- Exercise brief:
Restate each line word for word. Leave out every picture.

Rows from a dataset
+++
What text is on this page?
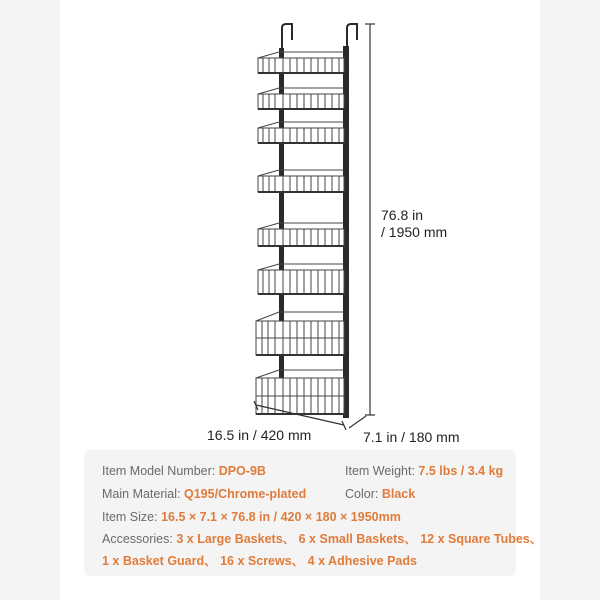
76.8 in
/ 1950 mm
16.5 in / 420 mm	7.1 in / 180 mm
Item Model Number: DPO-9B	Item Weight: 7.5 lbs / 3.4 kg
Main Material: Q195/Chrome-plated	Color: Black
Item Size: 16.5 × 7.1 × 76.8 in / 420 × 180 × 1950mm
Accessories: 3 x Large Baskets、 6 x Small Baskets、 12 x Square Tubes、
1 x Basket Guard、 16 x Screws、 4 x Adhesive Pads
+++
- Answer to this task:
What text is on this page?
76.8 in
/ 1950 mm
16.5 in / 420 mm	7.1 in / 180 mm
Item Model Number: DPO-9B	Item Weight: 7.5 lbs / 3.4 kg
Main Material: Q195/Chrome-plated	Color: Black
Item Size: 16.5 × 7.1 × 76.8 in / 420 × 180 × 1950mm
Accessories: 3 x Large Baskets、 6 x Small Baskets、 12 x Square Tubes、
1 x Basket Guard、 16 x Screws、 4 x Adhesive Pads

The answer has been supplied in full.